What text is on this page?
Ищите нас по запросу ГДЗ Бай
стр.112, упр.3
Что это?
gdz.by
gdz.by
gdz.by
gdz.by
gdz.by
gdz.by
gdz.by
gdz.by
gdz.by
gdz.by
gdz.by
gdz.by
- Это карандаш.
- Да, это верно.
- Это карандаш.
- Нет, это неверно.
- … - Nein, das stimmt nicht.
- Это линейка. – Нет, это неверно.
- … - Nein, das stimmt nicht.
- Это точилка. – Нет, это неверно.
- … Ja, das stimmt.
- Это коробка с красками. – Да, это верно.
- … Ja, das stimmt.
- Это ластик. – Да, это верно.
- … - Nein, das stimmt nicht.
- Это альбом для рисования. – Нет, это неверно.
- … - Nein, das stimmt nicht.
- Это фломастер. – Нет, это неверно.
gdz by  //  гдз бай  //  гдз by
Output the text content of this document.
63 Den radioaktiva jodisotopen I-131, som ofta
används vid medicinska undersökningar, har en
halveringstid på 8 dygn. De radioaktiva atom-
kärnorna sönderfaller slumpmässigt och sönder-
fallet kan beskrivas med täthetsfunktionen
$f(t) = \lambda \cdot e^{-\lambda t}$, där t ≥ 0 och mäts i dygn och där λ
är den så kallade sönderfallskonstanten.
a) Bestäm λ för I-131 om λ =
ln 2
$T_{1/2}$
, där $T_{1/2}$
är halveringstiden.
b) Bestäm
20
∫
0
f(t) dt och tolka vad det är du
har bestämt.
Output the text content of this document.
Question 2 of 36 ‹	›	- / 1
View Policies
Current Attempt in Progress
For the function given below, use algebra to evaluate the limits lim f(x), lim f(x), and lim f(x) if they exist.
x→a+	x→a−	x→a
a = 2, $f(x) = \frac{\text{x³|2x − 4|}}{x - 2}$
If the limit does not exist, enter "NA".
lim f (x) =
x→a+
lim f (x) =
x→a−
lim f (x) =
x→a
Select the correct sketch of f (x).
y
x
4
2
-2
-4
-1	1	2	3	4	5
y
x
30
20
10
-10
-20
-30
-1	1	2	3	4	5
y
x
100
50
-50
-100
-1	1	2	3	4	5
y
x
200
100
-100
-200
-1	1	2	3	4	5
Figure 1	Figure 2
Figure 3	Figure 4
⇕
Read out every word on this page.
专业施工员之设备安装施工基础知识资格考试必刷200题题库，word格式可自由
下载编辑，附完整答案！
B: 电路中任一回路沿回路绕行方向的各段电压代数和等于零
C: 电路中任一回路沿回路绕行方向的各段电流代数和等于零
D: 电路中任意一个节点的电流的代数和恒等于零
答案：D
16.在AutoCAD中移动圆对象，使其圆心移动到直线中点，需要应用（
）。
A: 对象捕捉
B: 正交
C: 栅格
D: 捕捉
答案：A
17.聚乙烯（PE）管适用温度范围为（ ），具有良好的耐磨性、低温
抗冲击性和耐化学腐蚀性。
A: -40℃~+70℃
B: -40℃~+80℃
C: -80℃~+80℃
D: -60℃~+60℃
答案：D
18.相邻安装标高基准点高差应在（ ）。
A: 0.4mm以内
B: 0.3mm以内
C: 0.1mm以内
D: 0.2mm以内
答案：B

----------------------------------------

Direction ▸ Set down each entry again, unchanged.

Task result ▸
What text is on this page?
Ищите нас по запросу ГДЗ Бай
стр.112, упр.3
Что это?
gdz.by
gdz.by
gdz.by
gdz.by
gdz.by
gdz.by
gdz.by
gdz.by
gdz.by
gdz.by
gdz.by
gdz.by
- Это карандаш.
- Да, это верно.
- Это карандаш.
- Нет, это неверно.
- … - Nein, das stimmt nicht.
- Это линейка. – Нет, это неверно.
- … - Nein, das stimmt nicht.
- Это точилка. – Нет, это неверно.
- … Ja, das stimmt.
- Это коробка с красками. – Да, это верно.
- … Ja, das stimmt.
- Это ластик. – Да, это верно.
- … - Nein, das stimmt nicht.
- Это альбом для рисования. – Нет, это неверно.
- … - Nein, das stimmt nicht.
- Это фломастер. – Нет, это неверно.
gdz by  //  гдз бай  //  гдз by
Output the text content of this document.
63 Den radioaktiva jodisotopen I-131, som ofta
används vid medicinska undersökningar, har en
halveringstid på 8 dygn. De radioaktiva atom-
kärnorna sönderfaller slumpmässigt och sönder-
fallet kan beskrivas med täthetsfunktionen
$f(t) = \lambda \cdot e^{-\lambda t}$, där t ≥ 0 och mäts i dygn och där λ
är den så kallade sönderfallskonstanten.
a) Bestäm λ för I-131 om λ =
ln 2
$T_{1/2}$
, där $T_{1/2}$
är halveringstiden.
b) Bestäm
20
∫
0
f(t) dt och tolka vad det är du
har bestämt.
Output the text content of this document.
Question 2 of 36 ‹	›	- / 1
View Policies
Current Attempt in Progress
For the function given below, use algebra to evaluate the limits lim f(x), lim f(x), and lim f(x) if they exist.
x→a+	x→a−	x→a
a = 2, $f(x) = \frac{\text{x³|2x − 4|}}{x - 2}$
If the limit does not exist, enter "NA".
lim f (x) =
x→a+
lim f (x) =
x→a−
lim f (x) =
x→a
Select the correct sketch of f (x).
y
x
4
2
-2
-4
-1	1	2	3	4	5
y
x
30
20
10
-10
-20
-30
-1	1	2	3	4	5
y
x
100
50
-50
-100
-1	1	2	3	4	5
y
x
200
100
-100
-200
-1	1	2	3	4	5
Figure 1	Figure 2
Figure 3	Figure 4
⇕
Read out every word on this page.
专业施工员之设备安装施工基础知识资格考试必刷200题题库，word格式可自由
下载编辑，附完整答案！
B: 电路中任一回路沿回路绕行方向的各段电压代数和等于零
C: 电路中任一回路沿回路绕行方向的各段电流代数和等于零
D: 电路中任意一个节点的电流的代数和恒等于零
答案：D
16.在AutoCAD中移动圆对象，使其圆心移动到直线中点，需要应用（
）。
A: 对象捕捉
B: 正交
C: 栅格
D: 捕捉
答案：A
17.聚乙烯（PE）管适用温度范围为（ ），具有良好的耐磨性、低温
抗冲击性和耐化学腐蚀性。
A: -40℃~+70℃
B: -40℃~+80℃
C: -80℃~+80℃
D: -60℃~+60℃
答案：D
18.相邻安装标高基准点高差应在（ ）。
A: 0.4mm以内
B: 0.3mm以内
C: 0.1mm以内
D: 0.2mm以内
答案：B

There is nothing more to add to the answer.